=== INSTRUCTIONS FOR THE TASK ===
For each line that holds "리스트에서", copy the line out.

────────────────────

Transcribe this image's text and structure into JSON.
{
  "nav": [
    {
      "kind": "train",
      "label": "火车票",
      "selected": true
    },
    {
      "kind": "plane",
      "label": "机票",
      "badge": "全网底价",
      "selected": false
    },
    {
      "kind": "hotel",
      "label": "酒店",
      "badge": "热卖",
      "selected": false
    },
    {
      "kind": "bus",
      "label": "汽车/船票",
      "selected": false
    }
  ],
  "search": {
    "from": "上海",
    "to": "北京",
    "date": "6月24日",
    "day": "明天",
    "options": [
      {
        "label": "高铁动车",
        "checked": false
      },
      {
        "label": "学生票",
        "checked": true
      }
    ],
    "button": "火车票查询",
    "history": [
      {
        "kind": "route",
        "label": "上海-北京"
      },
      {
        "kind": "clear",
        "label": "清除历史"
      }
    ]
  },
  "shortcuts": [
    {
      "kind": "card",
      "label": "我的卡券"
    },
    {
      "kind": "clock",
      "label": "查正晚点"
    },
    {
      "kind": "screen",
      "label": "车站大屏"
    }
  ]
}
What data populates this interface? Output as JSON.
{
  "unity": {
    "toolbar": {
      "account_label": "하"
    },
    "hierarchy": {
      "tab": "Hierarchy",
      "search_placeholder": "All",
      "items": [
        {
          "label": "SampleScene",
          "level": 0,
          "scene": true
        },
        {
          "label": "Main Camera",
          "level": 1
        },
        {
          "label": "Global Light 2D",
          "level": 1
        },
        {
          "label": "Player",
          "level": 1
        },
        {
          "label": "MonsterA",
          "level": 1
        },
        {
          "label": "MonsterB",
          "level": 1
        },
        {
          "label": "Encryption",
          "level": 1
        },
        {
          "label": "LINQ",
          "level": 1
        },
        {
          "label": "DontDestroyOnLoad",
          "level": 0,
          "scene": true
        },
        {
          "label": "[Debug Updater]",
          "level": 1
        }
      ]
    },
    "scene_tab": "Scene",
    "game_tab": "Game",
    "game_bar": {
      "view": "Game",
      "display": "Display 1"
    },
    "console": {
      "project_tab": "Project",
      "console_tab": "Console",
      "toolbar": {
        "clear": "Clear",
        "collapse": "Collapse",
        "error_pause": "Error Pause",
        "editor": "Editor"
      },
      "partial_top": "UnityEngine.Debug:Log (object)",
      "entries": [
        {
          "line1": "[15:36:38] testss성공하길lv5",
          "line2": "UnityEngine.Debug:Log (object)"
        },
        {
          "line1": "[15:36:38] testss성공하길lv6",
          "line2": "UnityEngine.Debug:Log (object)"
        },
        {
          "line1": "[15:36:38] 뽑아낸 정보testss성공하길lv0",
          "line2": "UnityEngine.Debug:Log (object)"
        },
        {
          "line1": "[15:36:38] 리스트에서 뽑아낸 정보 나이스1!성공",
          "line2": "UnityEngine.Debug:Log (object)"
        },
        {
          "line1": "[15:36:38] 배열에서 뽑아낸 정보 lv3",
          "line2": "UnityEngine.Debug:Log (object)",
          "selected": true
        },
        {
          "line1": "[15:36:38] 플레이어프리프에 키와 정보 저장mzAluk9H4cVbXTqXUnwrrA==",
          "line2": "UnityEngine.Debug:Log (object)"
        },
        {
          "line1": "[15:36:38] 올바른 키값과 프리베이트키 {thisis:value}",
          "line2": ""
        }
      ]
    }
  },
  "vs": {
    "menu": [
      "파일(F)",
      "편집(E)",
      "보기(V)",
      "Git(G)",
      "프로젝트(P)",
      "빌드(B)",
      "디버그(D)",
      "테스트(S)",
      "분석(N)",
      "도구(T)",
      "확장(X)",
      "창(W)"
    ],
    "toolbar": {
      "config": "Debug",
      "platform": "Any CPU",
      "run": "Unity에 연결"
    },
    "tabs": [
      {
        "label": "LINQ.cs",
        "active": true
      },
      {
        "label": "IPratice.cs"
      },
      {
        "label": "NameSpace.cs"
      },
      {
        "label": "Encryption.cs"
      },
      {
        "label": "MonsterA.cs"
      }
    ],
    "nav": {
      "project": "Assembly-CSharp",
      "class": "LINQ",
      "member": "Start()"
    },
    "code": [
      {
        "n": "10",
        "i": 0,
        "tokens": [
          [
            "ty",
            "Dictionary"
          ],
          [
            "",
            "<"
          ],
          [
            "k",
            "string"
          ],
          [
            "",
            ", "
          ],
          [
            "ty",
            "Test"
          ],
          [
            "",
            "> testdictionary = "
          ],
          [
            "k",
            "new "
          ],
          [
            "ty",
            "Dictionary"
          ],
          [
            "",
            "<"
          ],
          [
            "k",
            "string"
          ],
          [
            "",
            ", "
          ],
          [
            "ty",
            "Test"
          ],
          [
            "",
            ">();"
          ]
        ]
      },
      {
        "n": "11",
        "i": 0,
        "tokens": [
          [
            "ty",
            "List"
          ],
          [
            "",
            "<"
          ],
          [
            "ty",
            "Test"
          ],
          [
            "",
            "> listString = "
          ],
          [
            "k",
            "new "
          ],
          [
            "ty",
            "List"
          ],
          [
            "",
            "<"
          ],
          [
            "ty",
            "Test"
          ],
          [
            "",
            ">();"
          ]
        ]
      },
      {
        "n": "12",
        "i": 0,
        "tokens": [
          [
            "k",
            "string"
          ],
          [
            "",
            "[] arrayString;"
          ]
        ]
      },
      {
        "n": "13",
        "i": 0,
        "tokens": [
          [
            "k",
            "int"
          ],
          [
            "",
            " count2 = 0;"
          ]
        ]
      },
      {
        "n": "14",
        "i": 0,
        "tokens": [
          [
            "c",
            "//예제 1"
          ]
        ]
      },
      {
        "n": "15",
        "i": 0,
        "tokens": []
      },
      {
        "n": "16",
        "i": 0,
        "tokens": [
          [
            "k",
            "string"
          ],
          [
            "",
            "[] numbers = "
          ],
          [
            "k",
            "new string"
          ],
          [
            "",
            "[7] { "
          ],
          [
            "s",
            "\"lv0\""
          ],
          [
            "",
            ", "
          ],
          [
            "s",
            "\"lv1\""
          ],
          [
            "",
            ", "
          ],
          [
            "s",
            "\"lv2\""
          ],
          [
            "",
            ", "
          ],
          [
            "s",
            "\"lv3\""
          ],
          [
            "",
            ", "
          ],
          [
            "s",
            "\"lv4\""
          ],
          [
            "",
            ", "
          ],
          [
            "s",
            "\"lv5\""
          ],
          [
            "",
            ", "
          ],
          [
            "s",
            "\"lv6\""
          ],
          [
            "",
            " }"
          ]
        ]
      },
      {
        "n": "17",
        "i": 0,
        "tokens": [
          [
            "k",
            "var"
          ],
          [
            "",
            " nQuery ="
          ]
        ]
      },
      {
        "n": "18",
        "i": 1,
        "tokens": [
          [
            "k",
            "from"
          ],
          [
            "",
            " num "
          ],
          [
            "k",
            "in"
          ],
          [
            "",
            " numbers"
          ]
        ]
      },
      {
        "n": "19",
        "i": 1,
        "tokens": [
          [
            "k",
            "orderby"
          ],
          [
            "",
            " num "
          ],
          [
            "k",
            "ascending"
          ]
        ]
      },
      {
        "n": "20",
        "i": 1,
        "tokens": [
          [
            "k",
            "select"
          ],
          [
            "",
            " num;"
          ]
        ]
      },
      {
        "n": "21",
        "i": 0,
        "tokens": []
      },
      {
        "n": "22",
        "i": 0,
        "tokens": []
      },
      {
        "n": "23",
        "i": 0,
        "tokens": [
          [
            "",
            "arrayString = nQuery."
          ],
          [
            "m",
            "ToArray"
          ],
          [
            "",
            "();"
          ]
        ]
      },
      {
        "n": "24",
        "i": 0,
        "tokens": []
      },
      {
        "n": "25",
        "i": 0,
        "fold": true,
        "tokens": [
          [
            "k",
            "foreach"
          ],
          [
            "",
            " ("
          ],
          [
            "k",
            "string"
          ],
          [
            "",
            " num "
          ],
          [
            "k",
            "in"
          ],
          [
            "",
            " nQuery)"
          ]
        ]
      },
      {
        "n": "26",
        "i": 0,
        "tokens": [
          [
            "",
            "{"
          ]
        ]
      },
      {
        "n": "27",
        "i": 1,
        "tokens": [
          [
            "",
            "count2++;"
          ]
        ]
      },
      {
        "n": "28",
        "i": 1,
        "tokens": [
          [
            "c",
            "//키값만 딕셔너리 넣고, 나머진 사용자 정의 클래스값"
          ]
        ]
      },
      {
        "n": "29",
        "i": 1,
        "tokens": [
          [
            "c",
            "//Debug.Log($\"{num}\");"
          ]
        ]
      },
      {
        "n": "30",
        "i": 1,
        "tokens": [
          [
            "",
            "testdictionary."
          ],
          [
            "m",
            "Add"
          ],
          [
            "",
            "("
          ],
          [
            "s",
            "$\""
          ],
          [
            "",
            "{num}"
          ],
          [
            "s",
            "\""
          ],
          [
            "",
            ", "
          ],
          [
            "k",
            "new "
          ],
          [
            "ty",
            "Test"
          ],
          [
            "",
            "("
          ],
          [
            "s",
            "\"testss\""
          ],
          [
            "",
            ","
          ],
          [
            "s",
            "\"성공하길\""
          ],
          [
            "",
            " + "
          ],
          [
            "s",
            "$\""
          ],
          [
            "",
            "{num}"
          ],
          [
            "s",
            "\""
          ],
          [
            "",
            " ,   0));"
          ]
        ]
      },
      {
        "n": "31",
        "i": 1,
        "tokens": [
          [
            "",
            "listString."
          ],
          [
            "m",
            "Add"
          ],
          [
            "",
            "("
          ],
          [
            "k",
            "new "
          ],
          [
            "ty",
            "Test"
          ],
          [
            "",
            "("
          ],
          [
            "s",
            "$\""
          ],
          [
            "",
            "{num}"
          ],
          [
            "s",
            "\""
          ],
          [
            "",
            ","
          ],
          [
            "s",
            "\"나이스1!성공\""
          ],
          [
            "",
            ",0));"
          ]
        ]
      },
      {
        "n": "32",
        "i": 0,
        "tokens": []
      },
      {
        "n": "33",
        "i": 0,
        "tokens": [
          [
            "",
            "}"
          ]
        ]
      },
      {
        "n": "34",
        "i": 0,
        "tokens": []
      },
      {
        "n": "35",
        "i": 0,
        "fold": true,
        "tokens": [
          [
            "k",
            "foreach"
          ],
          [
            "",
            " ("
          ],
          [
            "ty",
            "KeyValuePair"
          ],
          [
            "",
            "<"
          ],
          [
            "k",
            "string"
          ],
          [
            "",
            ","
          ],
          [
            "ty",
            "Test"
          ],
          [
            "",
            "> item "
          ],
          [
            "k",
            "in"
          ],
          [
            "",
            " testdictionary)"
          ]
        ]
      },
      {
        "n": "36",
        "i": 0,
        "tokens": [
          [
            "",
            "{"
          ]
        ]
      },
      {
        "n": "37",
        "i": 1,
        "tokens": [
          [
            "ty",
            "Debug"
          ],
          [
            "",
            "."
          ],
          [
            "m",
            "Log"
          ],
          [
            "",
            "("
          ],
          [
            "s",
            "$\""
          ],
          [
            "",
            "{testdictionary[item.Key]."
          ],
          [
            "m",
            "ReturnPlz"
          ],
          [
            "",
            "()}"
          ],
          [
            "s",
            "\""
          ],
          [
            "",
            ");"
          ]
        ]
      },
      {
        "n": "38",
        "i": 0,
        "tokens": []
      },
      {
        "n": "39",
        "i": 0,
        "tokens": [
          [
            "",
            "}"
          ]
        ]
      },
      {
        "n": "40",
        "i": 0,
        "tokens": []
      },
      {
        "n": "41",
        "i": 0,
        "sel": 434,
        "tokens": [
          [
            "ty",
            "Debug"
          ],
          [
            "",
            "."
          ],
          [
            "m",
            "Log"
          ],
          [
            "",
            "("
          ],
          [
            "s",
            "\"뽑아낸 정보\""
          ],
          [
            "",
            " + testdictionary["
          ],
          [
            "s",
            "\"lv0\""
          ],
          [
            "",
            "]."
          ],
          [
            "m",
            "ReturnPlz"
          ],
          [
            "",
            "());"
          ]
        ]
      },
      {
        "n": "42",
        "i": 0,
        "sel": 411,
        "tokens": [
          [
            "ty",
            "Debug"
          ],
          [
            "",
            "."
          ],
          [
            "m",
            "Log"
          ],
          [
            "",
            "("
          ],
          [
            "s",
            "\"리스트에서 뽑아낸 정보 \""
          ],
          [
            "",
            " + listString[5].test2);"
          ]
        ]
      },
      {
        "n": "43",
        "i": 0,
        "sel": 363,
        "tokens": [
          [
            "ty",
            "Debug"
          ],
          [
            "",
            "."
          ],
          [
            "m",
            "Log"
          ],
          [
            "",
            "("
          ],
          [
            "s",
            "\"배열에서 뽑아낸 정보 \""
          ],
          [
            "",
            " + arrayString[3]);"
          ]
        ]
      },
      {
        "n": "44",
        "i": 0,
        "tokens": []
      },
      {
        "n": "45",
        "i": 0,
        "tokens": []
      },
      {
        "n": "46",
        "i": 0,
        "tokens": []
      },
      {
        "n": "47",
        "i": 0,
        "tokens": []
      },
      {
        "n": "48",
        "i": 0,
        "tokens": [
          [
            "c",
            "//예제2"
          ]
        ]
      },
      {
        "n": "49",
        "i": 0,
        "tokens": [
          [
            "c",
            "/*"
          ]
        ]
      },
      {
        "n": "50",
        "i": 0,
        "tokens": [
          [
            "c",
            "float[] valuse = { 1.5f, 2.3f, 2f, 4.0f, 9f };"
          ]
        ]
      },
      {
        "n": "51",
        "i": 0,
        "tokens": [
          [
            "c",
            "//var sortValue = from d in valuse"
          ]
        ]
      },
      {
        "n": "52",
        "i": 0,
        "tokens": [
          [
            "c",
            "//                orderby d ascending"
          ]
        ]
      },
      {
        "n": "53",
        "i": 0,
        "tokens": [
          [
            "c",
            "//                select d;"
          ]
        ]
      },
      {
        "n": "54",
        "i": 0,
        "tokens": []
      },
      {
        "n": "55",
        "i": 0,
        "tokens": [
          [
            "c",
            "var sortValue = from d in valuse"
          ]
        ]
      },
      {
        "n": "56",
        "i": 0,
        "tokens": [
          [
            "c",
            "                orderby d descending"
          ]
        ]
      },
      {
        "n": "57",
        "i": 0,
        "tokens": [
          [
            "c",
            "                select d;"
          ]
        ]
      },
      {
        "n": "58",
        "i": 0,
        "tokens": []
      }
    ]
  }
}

────────────────────

=== TASK OUTPUT ===
          "line1": "[15:36:38] 리스트에서 뽑아낸 정보 나이스1!성공",
            "\"리스트에서 뽑아낸 정보 \""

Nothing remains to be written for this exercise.